__Written problem__. Omit the pictures, then reproduce every remaining record exactly.

__Given data__.
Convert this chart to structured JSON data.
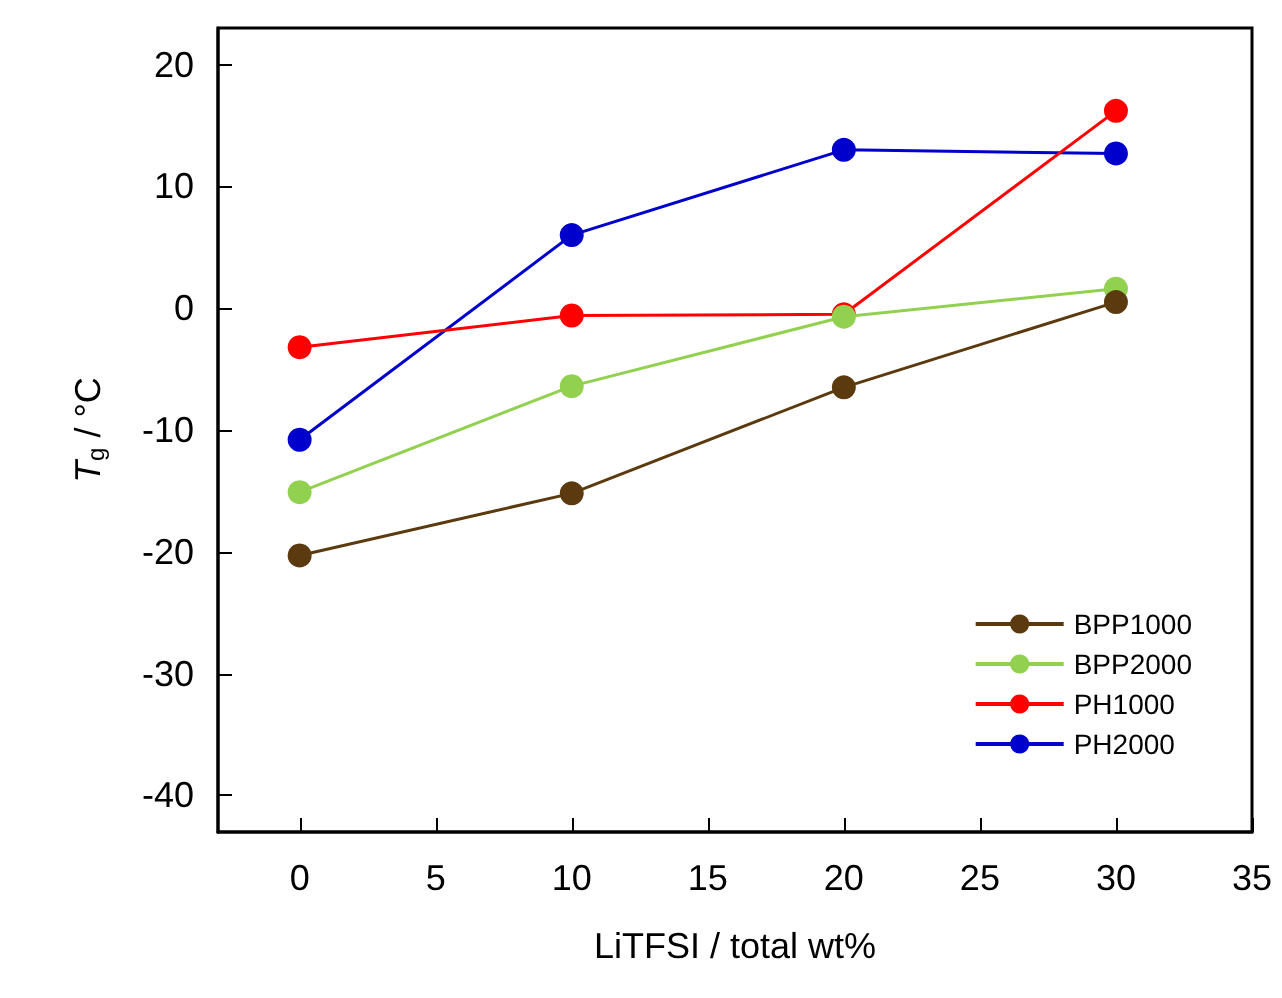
{
  "chart_data": {
    "type": "line",
    "xlabel": "LiTFSI / total wt%",
    "ylabel": "T$_{g}$ / °C",
    "x": [
      0,
      10,
      20,
      30
    ],
    "series": [
      {
        "name": "BPP1000",
        "color": "#5c3a0f",
        "values": [
          -20.3,
          -15.2,
          -6.5,
          0.5
        ]
      },
      {
        "name": "BPP2000",
        "color": "#92d050",
        "values": [
          -15.1,
          -6.4,
          -0.7,
          1.6
        ]
      },
      {
        "name": "PH1000",
        "color": "#ff0000",
        "values": [
          -3.2,
          -0.6,
          -0.5,
          16.2
        ]
      },
      {
        "name": "PH2000",
        "color": "#0000cc",
        "values": [
          -10.8,
          6.0,
          13.0,
          12.7
        ]
      }
    ],
    "xlim": [
      -3,
      35
    ],
    "xticks": [
      0,
      5,
      10,
      15,
      20,
      25,
      30,
      35
    ],
    "ylim": [
      -43,
      23
    ],
    "yticks": [
      -40,
      -30,
      -20,
      -10,
      0,
      10,
      20
    ],
    "grid": false,
    "legend": "bottom right",
    "marker": "circle",
    "line_style": "solid"
  }
}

__Exercise result__.
Convert this chart to structured JSON data.
{
  "chart_data": {
    "type": "line",
    "xlabel": "LiTFSI / total wt%",
    "ylabel": "T$_{g}$ / °C",
    "x": [
      0,
      10,
      20,
      30
    ],
    "series": [
      {
        "name": "BPP1000",
        "color": "#5c3a0f",
        "values": [
          -20.3,
          -15.2,
          -6.5,
          0.5
        ]
      },
      {
        "name": "BPP2000",
        "color": "#92d050",
        "values": [
          -15.1,
          -6.4,
          -0.7,
          1.6
        ]
      },
      {
        "name": "PH1000",
        "color": "#ff0000",
        "values": [
          -3.2,
          -0.6,
          -0.5,
          16.2
        ]
      },
      {
        "name": "PH2000",
        "color": "#0000cc",
        "values": [
          -10.8,
          6.0,
          13.0,
          12.7
        ]
      }
    ],
    "xlim": [
      -3,
      35
    ],
    "xticks": [
      0,
      5,
      10,
      15,
      20,
      25,
      30,
      35
    ],
    "ylim": [
      -43,
      23
    ],
    "yticks": [
      -40,
      -30,
      -20,
      -10,
      0,
      10,
      20
    ],
    "grid": false,
    "legend": "bottom right",
    "marker": "circle",
    "line_style": "solid"
  }
}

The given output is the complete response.